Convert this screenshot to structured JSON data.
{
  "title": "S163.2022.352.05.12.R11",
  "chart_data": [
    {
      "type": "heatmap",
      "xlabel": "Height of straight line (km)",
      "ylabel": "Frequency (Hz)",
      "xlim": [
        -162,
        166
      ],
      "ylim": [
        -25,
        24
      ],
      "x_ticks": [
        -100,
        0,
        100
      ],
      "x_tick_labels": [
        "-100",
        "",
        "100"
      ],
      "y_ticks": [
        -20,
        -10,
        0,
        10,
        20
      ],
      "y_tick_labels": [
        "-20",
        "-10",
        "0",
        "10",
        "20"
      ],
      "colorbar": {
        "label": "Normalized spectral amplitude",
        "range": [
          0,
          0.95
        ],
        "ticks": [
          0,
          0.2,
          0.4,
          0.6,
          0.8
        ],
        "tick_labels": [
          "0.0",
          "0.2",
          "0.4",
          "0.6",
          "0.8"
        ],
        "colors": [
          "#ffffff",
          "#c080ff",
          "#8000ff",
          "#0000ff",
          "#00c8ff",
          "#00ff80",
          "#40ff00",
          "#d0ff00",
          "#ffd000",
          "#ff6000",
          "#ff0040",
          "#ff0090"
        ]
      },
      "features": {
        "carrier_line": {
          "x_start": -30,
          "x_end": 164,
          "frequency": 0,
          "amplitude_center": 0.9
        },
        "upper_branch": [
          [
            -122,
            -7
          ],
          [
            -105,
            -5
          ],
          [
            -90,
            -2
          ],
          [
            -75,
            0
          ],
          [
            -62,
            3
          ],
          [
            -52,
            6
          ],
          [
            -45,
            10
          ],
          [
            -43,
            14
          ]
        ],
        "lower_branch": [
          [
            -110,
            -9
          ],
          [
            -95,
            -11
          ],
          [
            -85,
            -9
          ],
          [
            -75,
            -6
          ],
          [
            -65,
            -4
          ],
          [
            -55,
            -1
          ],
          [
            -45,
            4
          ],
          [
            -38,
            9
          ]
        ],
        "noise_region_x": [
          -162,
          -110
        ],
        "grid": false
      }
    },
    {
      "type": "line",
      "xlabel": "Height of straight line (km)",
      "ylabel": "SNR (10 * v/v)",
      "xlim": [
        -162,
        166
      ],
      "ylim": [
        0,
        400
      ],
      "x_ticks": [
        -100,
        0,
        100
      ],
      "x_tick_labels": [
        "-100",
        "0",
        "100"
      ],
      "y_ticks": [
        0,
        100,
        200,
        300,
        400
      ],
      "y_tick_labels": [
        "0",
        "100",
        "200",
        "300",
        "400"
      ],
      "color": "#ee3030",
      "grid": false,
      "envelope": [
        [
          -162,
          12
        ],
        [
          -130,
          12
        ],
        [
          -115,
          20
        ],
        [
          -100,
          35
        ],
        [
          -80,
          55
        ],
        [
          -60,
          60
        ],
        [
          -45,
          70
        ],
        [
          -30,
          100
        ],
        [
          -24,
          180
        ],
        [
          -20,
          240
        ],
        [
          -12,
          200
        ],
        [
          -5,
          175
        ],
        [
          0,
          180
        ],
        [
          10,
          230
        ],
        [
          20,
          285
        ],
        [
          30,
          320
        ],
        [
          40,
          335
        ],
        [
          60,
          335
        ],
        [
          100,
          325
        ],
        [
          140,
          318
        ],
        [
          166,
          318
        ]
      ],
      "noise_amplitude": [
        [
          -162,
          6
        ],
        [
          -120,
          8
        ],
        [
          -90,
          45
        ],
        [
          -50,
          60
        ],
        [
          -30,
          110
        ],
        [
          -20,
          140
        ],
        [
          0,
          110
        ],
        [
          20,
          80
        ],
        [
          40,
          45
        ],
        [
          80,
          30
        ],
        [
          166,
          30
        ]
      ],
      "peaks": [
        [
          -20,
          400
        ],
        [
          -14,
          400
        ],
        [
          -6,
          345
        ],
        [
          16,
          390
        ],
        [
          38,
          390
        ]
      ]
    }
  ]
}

● ● ● ● ● ● ●

Set problem
Reproduce all of the records exactly.

Full answer
Convert this screenshot to structured JSON data.
{
  "title": "S163.2022.352.05.12.R11",
  "chart_data": [
    {
      "type": "heatmap",
      "xlabel": "Height of straight line (km)",
      "ylabel": "Frequency (Hz)",
      "xlim": [
        -162,
        166
      ],
      "ylim": [
        -25,
        24
      ],
      "x_ticks": [
        -100,
        0,
        100
      ],
      "x_tick_labels": [
        "-100",
        "",
        "100"
      ],
      "y_ticks": [
        -20,
        -10,
        0,
        10,
        20
      ],
      "y_tick_labels": [
        "-20",
        "-10",
        "0",
        "10",
        "20"
      ],
      "colorbar": {
        "label": "Normalized spectral amplitude",
        "range": [
          0,
          0.95
        ],
        "ticks": [
          0,
          0.2,
          0.4,
          0.6,
          0.8
        ],
        "tick_labels": [
          "0.0",
          "0.2",
          "0.4",
          "0.6",
          "0.8"
        ],
        "colors": [
          "#ffffff",
          "#c080ff",
          "#8000ff",
          "#0000ff",
          "#00c8ff",
          "#00ff80",
          "#40ff00",
          "#d0ff00",
          "#ffd000",
          "#ff6000",
          "#ff0040",
          "#ff0090"
        ]
      },
      "features": {
        "carrier_line": {
          "x_start": -30,
          "x_end": 164,
          "frequency": 0,
          "amplitude_center": 0.9
        },
        "upper_branch": [
          [
            -122,
            -7
          ],
          [
            -105,
            -5
          ],
          [
            -90,
            -2
          ],
          [
            -75,
            0
          ],
          [
            -62,
            3
          ],
          [
            -52,
            6
          ],
          [
            -45,
            10
          ],
          [
            -43,
            14
          ]
        ],
        "lower_branch": [
          [
            -110,
            -9
          ],
          [
            -95,
            -11
          ],
          [
            -85,
            -9
          ],
          [
            -75,
            -6
          ],
          [
            -65,
            -4
          ],
          [
            -55,
            -1
          ],
          [
            -45,
            4
          ],
          [
            -38,
            9
          ]
        ],
        "noise_region_x": [
          -162,
          -110
        ],
        "grid": false
      }
    },
    {
      "type": "line",
      "xlabel": "Height of straight line (km)",
      "ylabel": "SNR (10 * v/v)",
      "xlim": [
        -162,
        166
      ],
      "ylim": [
        0,
        400
      ],
      "x_ticks": [
        -100,
        0,
        100
      ],
      "x_tick_labels": [
        "-100",
        "0",
        "100"
      ],
      "y_ticks": [
        0,
        100,
        200,
        300,
        400
      ],
      "y_tick_labels": [
        "0",
        "100",
        "200",
        "300",
        "400"
      ],
      "color": "#ee3030",
      "grid": false,
      "envelope": [
        [
          -162,
          12
        ],
        [
          -130,
          12
        ],
        [
          -115,
          20
        ],
        [
          -100,
          35
        ],
        [
          -80,
          55
        ],
        [
          -60,
          60
        ],
        [
          -45,
          70
        ],
        [
          -30,
          100
        ],
        [
          -24,
          180
        ],
        [
          -20,
          240
        ],
        [
          -12,
          200
        ],
        [
          -5,
          175
        ],
        [
          0,
          180
        ],
        [
          10,
          230
        ],
        [
          20,
          285
        ],
        [
          30,
          320
        ],
        [
          40,
          335
        ],
        [
          60,
          335
        ],
        [
          100,
          325
        ],
        [
          140,
          318
        ],
        [
          166,
          318
        ]
      ],
      "noise_amplitude": [
        [
          -162,
          6
        ],
        [
          -120,
          8
        ],
        [
          -90,
          45
        ],
        [
          -50,
          60
        ],
        [
          -30,
          110
        ],
        [
          -20,
          140
        ],
        [
          0,
          110
        ],
        [
          20,
          80
        ],
        [
          40,
          45
        ],
        [
          80,
          30
        ],
        [
          166,
          30
        ]
      ],
      "peaks": [
        [
          -20,
          400
        ],
        [
          -14,
          400
        ],
        [
          -6,
          345
        ],
        [
          16,
          390
        ],
        [
          38,
          390
        ]
      ]
    }
  ]
}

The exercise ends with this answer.